Task objective:
All of the listing below must be repeated word for word. Pictures are the only thing to omit.
╭─ Data shown
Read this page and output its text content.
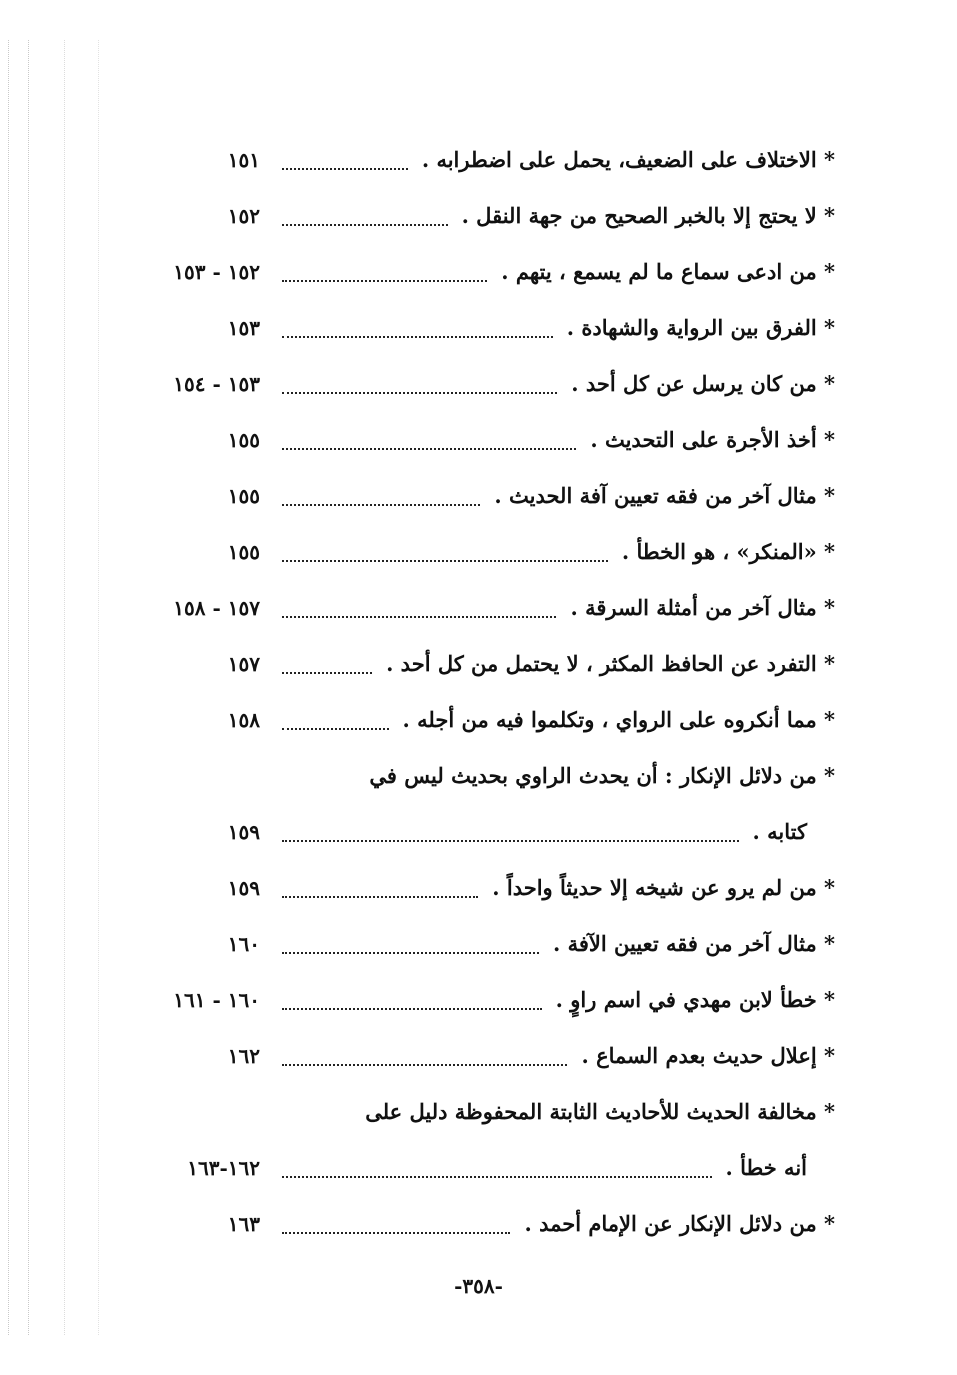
* الاختلاف على الضعيف، يحمل على اضطرابه .
١٥١
* لا يحتج إلا بالخبر الصحيح من جهة النقل .
١٥٢
* من ادعى سماع ما لم يسمع ، يتهم .
١٥٢ - ١٥٣
* الفرق بين الرواية والشهادة .
١٥٣
* من كان يرسل عن كل أحد .
١٥٣ - ١٥٤
* أخذ الأجرة على التحديث .
١٥٥
* مثال آخر من فقه تعيين آفة الحديث .
١٥٥
* «المنكر» ، هو الخطأ .
١٥٥
* مثال آخر من أمثلة السرقة .
١٥٧ - ١٥٨
* التفرد عن الحافظ المكثر ، لا يحتمل من كل أحد .
١٥٧
* مما أنكروه على الرواي ، وتكلموا فيه من أجله .
١٥٨
* من دلائل الإنكار : أن يحدث الراوي بحديث ليس في
كتابه .
١٥٩
* من لم يرو عن شيخه إلا حديثاً واحداً .
١٥٩
* مثال آخر من فقه تعيين الآفة .
١٦٠
* خطأ لابن مهدي في اسم راوٍ .
١٦٠ - ١٦١
* إعلال حديث بعدم السماع .
١٦٢
* مخالفة الحديث للأحاديث الثابتة المحفوظة دليل على
أنه خطأ .
١٦٢-١٦٣
* من دلائل الإنكار عن الإمام أحمد .
١٦٣
-٣٥٨-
╰─
Answer to the task:
Read this page and output its text content.
* الاختلاف على الضعيف، يحمل على اضطرابه .
١٥١
* لا يحتج إلا بالخبر الصحيح من جهة النقل .
١٥٢
* من ادعى سماع ما لم يسمع ، يتهم .
١٥٢ - ١٥٣
* الفرق بين الرواية والشهادة .
١٥٣
* من كان يرسل عن كل أحد .
١٥٣ - ١٥٤
* أخذ الأجرة على التحديث .
١٥٥
* مثال آخر من فقه تعيين آفة الحديث .
١٥٥
* «المنكر» ، هو الخطأ .
١٥٥
* مثال آخر من أمثلة السرقة .
١٥٧ - ١٥٨
* التفرد عن الحافظ المكثر ، لا يحتمل من كل أحد .
١٥٧
* مما أنكروه على الرواي ، وتكلموا فيه من أجله .
١٥٨
* من دلائل الإنكار : أن يحدث الراوي بحديث ليس في
كتابه .
١٥٩
* من لم يرو عن شيخه إلا حديثاً واحداً .
١٥٩
* مثال آخر من فقه تعيين الآفة .
١٦٠
* خطأ لابن مهدي في اسم راوٍ .
١٦٠ - ١٦١
* إعلال حديث بعدم السماع .
١٦٢
* مخالفة الحديث للأحاديث الثابتة المحفوظة دليل على
أنه خطأ .
١٦٢-١٦٣
* من دلائل الإنكار عن الإمام أحمد .
١٦٣
-٣٥٨-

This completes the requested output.